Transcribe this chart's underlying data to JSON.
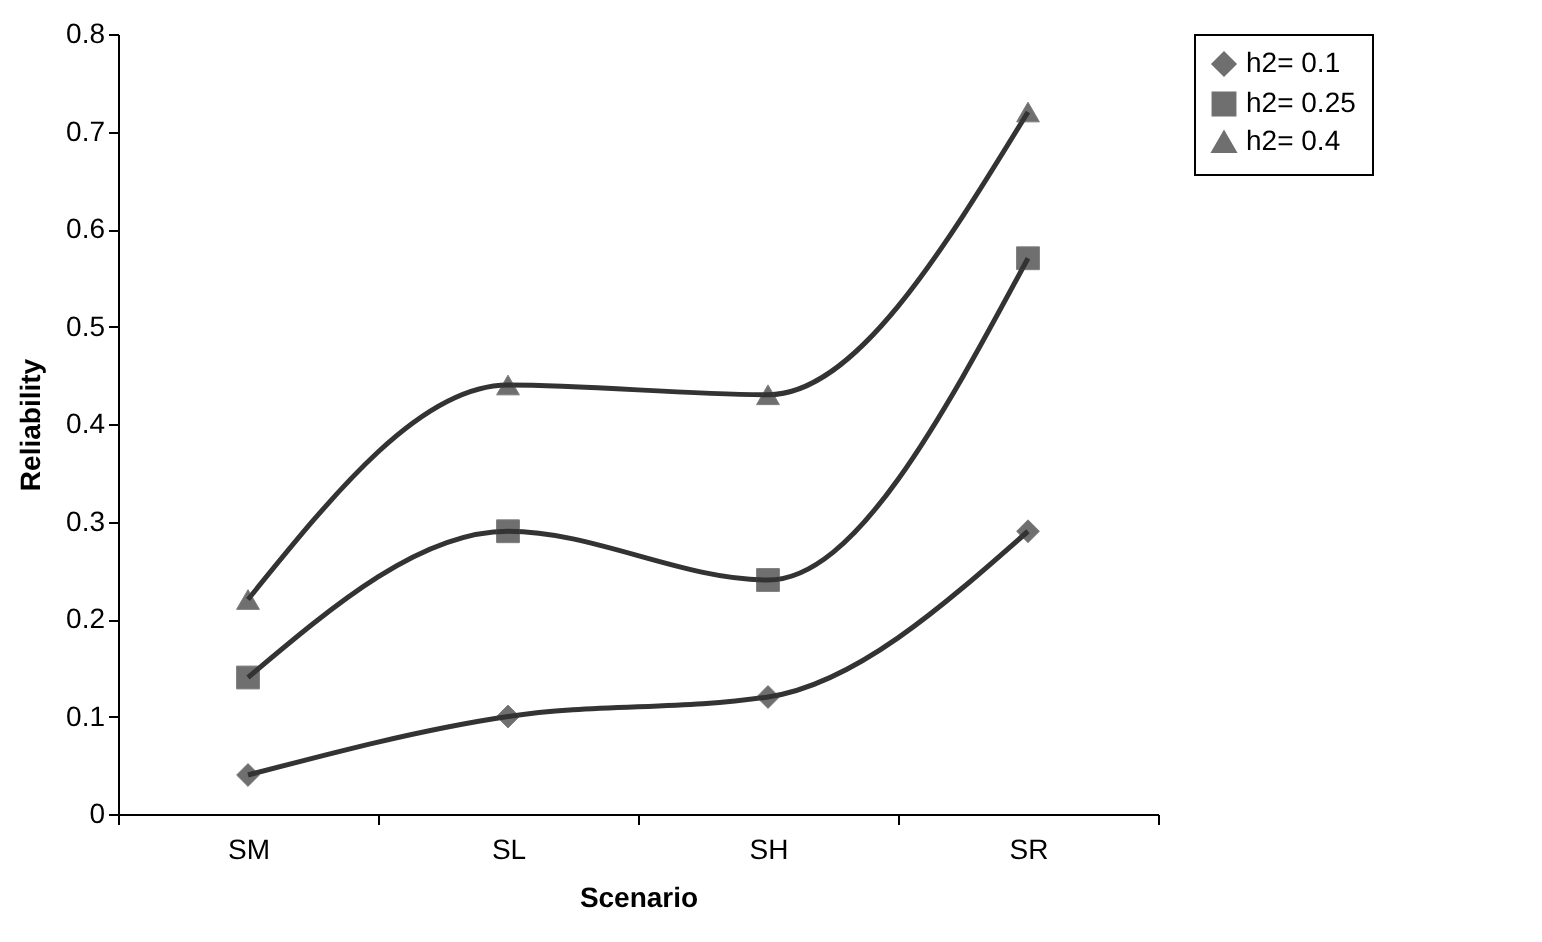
{
  "chart_data": {
    "type": "line",
    "xlabel": "Scenario",
    "ylabel": "Reliability",
    "categories": [
      "SM",
      "SL",
      "SH",
      "SR"
    ],
    "series": [
      {
        "name": "h2= 0.1",
        "color": "#333333",
        "marker": "diamond",
        "values": [
          0.04,
          0.1,
          0.12,
          0.29
        ]
      },
      {
        "name": "h2= 0.25",
        "color": "#333333",
        "marker": "square",
        "values": [
          0.14,
          0.29,
          0.24,
          0.57
        ]
      },
      {
        "name": "h2= 0.4",
        "color": "#333333",
        "marker": "triangle",
        "values": [
          0.22,
          0.44,
          0.43,
          0.72
        ]
      }
    ],
    "ylim": [
      0,
      0.8
    ],
    "yticks": [
      0,
      0.1,
      0.2,
      0.3,
      0.4,
      0.5,
      0.6,
      0.7,
      0.8
    ],
    "grid": false,
    "legend": "right",
    "line_style": "solid"
  }
}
++++++
Skip every picture and transcribe the data above exactly.

> **RESULT OF THIS EXERCISE**:
Transcribe this chart's underlying data to JSON.
{
  "chart_data": {
    "type": "line",
    "xlabel": "Scenario",
    "ylabel": "Reliability",
    "categories": [
      "SM",
      "SL",
      "SH",
      "SR"
    ],
    "series": [
      {
        "name": "h2= 0.1",
        "color": "#333333",
        "marker": "diamond",
        "values": [
          0.04,
          0.1,
          0.12,
          0.29
        ]
      },
      {
        "name": "h2= 0.25",
        "color": "#333333",
        "marker": "square",
        "values": [
          0.14,
          0.29,
          0.24,
          0.57
        ]
      },
      {
        "name": "h2= 0.4",
        "color": "#333333",
        "marker": "triangle",
        "values": [
          0.22,
          0.44,
          0.43,
          0.72
        ]
      }
    ],
    "ylim": [
      0,
      0.8
    ],
    "yticks": [
      0,
      0.1,
      0.2,
      0.3,
      0.4,
      0.5,
      0.6,
      0.7,
      0.8
    ],
    "grid": false,
    "legend": "right",
    "line_style": "solid"
  }
}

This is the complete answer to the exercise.